*Excerpted records from a collection:*
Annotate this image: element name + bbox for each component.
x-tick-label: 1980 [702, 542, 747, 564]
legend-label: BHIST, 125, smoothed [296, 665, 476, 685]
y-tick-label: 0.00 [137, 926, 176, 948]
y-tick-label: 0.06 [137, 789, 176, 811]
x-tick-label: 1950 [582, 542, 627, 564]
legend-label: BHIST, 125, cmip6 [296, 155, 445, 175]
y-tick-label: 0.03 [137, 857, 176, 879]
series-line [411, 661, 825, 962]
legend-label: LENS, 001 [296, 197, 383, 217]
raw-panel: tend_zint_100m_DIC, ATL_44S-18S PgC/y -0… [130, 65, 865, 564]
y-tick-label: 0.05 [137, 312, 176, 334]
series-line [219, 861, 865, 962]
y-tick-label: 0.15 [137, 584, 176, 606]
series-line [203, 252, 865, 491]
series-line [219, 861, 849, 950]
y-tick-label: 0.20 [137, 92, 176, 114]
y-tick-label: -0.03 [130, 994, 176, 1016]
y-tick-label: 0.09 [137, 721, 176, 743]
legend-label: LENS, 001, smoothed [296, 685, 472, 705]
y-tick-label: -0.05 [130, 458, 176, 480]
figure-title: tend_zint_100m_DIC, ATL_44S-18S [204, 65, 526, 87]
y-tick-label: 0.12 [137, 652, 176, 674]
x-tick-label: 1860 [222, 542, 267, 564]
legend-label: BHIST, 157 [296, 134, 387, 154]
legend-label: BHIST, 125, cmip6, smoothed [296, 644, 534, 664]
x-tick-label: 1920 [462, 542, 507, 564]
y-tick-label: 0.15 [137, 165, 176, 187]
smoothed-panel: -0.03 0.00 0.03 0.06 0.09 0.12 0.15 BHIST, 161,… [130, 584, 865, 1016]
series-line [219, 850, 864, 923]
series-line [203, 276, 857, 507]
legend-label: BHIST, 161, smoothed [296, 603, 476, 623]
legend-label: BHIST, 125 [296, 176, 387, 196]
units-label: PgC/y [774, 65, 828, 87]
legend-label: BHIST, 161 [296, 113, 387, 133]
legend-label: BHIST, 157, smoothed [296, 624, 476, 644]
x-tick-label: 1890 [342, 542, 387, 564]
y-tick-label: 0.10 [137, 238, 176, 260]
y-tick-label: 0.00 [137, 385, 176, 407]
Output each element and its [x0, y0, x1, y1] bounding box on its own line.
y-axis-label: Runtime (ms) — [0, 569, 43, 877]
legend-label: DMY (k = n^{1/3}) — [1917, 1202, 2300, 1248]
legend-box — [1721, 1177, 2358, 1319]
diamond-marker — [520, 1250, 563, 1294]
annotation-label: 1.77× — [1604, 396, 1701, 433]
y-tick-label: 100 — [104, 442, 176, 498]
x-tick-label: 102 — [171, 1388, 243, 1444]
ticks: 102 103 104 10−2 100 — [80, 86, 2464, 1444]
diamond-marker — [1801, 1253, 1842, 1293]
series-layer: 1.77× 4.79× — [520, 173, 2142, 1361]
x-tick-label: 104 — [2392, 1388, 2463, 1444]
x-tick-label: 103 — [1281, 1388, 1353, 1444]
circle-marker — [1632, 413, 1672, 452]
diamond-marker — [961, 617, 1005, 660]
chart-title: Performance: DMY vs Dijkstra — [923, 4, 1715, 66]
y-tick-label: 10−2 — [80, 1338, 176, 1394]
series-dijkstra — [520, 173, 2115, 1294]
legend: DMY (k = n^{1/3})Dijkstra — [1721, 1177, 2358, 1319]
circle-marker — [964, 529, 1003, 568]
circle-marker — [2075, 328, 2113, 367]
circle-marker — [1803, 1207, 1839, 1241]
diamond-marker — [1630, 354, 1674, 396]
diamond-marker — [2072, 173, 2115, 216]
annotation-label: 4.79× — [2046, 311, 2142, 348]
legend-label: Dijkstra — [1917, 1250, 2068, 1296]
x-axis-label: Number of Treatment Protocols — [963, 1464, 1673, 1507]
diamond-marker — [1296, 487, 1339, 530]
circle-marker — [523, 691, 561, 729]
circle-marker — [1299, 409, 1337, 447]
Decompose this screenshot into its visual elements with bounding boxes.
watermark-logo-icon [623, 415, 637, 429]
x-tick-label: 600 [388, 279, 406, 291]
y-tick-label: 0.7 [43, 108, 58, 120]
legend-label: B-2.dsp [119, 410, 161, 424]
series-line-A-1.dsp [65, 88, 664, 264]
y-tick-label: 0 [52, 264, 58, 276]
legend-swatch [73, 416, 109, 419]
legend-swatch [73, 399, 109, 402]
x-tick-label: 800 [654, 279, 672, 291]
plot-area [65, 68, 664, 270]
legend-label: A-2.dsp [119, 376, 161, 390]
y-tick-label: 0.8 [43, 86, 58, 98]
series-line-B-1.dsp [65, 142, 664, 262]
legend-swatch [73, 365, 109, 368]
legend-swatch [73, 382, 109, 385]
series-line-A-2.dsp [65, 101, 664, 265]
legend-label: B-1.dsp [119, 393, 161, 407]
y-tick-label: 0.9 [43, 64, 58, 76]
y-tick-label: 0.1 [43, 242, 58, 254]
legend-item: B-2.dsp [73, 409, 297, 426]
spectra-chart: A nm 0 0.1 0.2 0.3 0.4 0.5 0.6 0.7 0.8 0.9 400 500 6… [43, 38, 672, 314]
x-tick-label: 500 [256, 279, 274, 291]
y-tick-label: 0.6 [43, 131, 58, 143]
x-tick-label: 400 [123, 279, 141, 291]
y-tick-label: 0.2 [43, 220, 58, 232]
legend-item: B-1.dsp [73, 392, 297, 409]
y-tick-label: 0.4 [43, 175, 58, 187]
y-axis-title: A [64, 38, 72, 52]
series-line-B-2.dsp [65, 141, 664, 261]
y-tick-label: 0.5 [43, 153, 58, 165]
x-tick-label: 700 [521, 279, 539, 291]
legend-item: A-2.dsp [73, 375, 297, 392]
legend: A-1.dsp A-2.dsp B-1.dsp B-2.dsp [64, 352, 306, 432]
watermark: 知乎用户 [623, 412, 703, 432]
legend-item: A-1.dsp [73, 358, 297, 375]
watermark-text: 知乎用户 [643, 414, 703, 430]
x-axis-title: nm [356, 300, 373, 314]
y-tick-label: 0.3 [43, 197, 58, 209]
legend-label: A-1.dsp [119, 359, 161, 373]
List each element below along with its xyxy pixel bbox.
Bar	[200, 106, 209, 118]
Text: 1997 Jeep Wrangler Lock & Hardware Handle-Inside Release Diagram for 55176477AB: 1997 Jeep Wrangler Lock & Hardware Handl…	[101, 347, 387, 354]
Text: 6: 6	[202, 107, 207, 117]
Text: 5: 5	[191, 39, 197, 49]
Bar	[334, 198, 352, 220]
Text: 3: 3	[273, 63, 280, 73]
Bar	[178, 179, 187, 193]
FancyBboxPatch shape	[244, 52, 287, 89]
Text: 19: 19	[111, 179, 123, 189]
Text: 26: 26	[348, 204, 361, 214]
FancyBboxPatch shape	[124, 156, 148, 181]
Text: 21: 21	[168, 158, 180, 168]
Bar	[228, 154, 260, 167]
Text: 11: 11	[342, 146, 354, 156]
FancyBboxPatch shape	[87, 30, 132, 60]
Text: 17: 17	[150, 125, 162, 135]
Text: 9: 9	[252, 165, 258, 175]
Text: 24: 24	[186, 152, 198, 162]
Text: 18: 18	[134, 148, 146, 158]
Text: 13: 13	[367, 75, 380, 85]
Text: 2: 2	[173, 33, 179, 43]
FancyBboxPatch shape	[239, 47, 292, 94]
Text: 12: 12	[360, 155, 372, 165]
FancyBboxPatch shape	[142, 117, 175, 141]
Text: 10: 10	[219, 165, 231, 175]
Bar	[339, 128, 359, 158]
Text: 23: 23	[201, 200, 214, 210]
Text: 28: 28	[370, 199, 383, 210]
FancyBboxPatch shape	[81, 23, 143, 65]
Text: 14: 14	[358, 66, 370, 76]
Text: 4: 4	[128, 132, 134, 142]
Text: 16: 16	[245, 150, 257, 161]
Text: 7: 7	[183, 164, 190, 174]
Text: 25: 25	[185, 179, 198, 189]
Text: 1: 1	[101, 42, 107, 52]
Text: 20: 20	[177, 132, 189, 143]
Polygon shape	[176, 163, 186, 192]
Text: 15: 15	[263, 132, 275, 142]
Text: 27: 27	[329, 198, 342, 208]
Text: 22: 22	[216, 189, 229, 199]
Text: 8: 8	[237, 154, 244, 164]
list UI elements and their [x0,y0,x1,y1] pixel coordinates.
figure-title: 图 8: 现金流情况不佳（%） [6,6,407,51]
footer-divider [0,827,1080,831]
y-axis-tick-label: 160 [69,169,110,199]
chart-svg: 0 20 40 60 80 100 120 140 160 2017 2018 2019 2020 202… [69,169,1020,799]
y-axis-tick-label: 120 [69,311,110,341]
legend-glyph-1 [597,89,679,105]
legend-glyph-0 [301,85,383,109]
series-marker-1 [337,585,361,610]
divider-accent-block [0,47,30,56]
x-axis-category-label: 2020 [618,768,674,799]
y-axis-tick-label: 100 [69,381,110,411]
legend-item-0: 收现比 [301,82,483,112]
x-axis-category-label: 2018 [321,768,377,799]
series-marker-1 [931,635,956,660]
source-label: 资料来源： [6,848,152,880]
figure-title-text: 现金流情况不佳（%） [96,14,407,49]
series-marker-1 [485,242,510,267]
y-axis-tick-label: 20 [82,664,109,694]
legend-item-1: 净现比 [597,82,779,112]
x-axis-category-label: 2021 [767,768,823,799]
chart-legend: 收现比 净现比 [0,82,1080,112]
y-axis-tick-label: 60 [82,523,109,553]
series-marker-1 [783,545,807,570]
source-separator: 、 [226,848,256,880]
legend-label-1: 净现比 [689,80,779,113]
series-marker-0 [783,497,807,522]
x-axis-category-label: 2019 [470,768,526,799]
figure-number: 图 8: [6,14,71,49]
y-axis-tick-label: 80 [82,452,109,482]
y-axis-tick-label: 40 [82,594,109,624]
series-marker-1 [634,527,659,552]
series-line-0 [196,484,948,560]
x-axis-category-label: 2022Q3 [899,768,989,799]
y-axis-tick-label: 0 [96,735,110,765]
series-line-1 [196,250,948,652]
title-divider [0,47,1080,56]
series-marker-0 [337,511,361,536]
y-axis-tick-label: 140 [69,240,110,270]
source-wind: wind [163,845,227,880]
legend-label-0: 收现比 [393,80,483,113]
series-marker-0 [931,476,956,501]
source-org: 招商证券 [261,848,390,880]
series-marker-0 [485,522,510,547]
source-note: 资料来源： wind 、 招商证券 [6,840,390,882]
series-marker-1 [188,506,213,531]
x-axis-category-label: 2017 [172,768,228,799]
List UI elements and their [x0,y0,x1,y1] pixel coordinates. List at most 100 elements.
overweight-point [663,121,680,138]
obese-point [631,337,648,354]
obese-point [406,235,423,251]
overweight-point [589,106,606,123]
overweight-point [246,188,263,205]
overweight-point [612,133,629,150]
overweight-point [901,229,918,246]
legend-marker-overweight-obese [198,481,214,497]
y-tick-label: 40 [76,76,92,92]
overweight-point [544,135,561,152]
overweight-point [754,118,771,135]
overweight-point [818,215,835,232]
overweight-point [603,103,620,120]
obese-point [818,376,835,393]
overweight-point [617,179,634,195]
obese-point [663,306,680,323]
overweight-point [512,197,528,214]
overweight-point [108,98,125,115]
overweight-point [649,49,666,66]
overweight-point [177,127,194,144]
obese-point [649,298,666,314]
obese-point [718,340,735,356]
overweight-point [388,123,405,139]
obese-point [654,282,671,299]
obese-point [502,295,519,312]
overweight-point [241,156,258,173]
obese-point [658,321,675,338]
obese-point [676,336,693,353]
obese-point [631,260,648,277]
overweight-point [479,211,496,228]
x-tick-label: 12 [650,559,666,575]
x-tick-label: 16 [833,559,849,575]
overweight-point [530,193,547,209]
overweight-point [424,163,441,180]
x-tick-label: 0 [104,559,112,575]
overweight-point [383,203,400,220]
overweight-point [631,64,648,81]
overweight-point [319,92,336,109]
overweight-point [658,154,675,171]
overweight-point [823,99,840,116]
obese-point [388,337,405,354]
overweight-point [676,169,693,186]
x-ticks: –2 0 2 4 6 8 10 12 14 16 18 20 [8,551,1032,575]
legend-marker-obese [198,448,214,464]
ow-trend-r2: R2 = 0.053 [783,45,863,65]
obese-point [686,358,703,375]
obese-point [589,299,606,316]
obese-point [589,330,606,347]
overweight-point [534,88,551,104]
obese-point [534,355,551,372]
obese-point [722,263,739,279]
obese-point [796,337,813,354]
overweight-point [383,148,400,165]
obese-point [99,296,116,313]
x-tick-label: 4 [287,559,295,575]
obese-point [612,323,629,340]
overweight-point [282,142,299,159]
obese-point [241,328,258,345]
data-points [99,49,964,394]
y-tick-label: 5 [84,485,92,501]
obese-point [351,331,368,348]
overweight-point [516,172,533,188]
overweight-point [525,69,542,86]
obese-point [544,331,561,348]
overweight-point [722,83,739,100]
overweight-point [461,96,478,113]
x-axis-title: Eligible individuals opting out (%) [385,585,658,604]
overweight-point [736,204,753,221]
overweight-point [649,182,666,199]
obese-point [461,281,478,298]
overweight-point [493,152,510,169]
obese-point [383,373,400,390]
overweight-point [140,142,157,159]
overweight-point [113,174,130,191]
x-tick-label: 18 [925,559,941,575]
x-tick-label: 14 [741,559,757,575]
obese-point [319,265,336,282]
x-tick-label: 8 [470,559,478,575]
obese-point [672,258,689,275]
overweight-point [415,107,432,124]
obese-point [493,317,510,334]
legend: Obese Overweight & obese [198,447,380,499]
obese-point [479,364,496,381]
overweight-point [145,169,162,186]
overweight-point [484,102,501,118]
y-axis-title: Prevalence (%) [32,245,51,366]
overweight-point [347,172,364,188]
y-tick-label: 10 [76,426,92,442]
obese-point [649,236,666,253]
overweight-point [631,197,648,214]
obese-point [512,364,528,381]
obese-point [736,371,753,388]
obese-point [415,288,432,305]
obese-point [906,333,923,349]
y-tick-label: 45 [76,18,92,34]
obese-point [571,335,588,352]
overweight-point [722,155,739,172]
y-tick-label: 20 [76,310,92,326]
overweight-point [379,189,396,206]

*REQUEST:* Pull out each line of the entries above that contains the string "source".

*OUTPUT OF THE TASK:*
source-label: 资料来源： [6,848,152,880]
source-separator: 、 [226,848,256,880]
source-wind: wind [163,845,227,880]
source-org: 招商证券 [261,848,390,880]
source-note: 资料来源： wind 、 招商证券 [6,840,390,882]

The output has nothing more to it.